Find every line with the word "icon". Copy those lines.

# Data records
— Begin —

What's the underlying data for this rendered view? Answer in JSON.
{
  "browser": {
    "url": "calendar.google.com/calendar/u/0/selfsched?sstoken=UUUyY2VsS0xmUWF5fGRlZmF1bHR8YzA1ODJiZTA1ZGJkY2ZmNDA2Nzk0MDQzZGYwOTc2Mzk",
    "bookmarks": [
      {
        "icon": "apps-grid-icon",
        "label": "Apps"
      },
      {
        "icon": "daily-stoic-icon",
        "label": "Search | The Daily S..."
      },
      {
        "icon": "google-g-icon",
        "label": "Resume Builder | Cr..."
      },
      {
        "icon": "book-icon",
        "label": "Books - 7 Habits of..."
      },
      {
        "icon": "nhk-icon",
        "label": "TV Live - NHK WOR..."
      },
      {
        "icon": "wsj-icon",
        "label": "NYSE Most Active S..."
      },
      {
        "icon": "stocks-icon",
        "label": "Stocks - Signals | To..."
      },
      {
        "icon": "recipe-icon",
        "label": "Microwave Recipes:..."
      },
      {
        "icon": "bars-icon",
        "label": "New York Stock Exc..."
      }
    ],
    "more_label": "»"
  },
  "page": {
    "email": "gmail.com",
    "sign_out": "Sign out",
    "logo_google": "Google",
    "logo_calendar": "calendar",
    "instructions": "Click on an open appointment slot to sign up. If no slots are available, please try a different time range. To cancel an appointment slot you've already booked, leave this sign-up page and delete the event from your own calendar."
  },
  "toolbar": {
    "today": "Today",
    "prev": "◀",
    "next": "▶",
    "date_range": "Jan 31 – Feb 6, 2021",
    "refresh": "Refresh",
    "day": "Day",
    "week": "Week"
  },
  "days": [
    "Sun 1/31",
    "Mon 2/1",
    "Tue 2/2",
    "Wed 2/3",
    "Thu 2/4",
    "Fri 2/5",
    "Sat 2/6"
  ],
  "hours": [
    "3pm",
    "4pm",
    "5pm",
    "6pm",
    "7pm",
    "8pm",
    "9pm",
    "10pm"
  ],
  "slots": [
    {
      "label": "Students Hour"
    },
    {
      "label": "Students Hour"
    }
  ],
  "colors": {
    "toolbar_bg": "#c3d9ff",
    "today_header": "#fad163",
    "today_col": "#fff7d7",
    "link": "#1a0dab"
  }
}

— End —

# Written solution
        "icon": "apps-grid-icon",
        "icon": "daily-stoic-icon",
        "icon": "google-g-icon",
        "icon": "book-icon",
        "icon": "nhk-icon",
        "icon": "wsj-icon",
        "icon": "stocks-icon",
        "icon": "recipe-icon",
        "icon": "bars-icon",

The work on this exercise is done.